## BEGIN Information supplied

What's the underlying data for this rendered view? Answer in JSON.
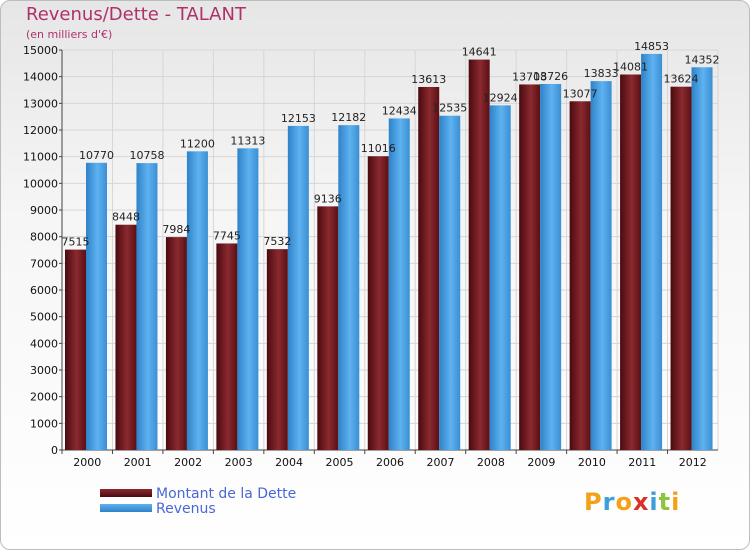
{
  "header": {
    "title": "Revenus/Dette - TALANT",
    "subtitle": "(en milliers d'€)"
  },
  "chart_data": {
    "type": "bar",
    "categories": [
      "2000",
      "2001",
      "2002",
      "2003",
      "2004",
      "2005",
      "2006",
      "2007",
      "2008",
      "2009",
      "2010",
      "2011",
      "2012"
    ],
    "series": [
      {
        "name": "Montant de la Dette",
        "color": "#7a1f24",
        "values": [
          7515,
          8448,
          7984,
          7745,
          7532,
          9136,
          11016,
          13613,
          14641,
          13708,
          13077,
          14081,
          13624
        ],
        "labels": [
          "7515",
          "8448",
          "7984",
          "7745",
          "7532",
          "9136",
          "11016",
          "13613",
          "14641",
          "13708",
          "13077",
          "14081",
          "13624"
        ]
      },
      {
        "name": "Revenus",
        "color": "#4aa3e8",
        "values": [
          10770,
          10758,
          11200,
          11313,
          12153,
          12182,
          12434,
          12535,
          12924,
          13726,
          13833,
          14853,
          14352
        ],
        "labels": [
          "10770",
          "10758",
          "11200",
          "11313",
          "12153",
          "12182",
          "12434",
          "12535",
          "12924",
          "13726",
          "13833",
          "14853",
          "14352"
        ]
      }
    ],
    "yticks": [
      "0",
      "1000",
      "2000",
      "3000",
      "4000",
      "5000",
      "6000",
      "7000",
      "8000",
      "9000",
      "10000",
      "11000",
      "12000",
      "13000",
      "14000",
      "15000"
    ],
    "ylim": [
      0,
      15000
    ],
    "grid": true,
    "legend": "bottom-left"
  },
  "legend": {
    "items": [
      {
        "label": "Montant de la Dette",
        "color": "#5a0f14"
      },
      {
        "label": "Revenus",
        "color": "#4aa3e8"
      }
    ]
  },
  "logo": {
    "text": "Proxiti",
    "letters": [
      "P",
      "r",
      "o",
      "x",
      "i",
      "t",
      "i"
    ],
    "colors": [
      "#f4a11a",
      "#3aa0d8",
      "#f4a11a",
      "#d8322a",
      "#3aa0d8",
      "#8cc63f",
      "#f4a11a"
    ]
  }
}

## END Information supplied
## BEGIN Information supplied

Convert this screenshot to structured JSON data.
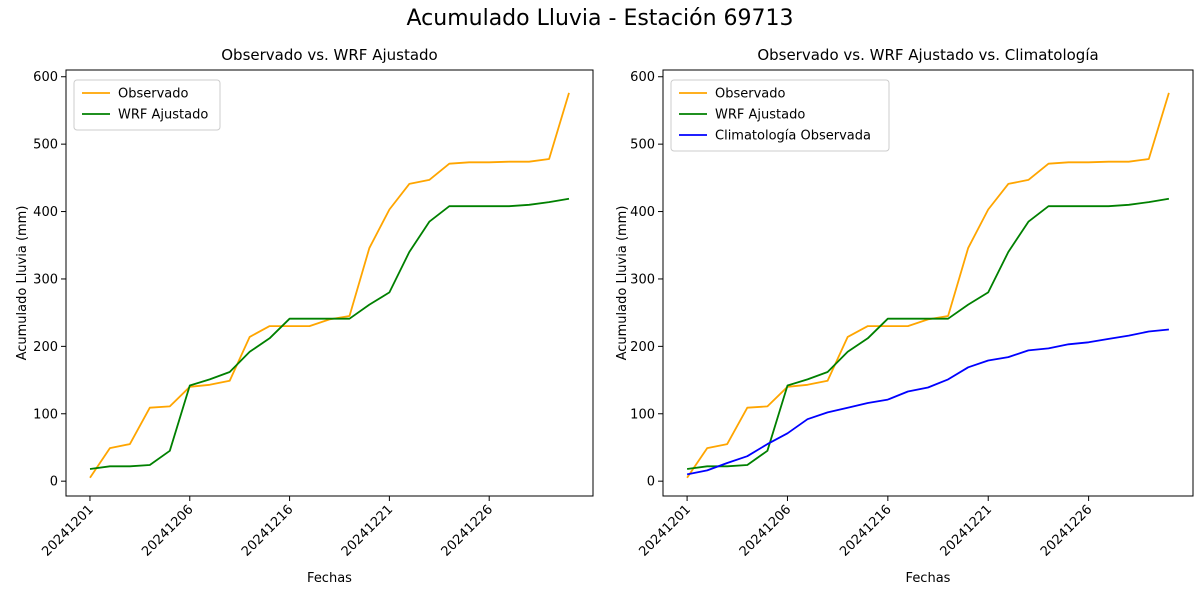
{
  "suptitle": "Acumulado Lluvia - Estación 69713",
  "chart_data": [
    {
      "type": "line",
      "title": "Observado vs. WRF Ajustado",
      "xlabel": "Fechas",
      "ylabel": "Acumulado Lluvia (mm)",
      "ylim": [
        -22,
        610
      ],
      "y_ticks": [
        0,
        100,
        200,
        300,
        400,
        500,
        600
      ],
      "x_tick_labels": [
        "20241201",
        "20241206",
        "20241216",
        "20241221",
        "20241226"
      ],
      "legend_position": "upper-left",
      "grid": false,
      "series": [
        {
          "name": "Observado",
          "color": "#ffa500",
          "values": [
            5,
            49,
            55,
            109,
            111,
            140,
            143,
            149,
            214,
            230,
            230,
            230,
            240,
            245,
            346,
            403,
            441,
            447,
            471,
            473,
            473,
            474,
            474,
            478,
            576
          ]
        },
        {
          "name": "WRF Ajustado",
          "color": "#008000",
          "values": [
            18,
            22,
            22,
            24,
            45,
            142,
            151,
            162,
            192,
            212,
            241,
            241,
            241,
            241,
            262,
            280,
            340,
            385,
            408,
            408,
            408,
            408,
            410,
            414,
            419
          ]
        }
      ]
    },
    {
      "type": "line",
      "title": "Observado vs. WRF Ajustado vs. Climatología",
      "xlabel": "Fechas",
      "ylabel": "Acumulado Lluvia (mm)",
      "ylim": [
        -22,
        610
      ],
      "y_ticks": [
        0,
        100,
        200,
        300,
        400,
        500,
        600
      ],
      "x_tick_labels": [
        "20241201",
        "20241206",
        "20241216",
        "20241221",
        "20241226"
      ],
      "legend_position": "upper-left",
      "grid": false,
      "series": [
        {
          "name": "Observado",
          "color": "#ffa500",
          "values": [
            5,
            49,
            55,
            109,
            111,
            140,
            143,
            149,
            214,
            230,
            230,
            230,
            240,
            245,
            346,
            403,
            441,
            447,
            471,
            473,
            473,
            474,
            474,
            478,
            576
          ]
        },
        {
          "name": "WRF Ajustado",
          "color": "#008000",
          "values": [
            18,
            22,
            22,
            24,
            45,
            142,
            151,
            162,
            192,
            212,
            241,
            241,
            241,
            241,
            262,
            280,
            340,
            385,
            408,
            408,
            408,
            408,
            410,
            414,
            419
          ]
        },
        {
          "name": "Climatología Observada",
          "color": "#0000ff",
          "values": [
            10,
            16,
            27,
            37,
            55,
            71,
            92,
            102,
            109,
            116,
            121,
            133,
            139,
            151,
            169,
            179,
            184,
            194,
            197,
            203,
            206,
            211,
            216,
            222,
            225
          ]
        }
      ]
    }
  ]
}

## END Information supplied

> **Problem requirements**
Look through the data and show every line containing "Montant".

> **Output**
        "name": "Montant de la Dette",
        "label": "Montant de la Dette",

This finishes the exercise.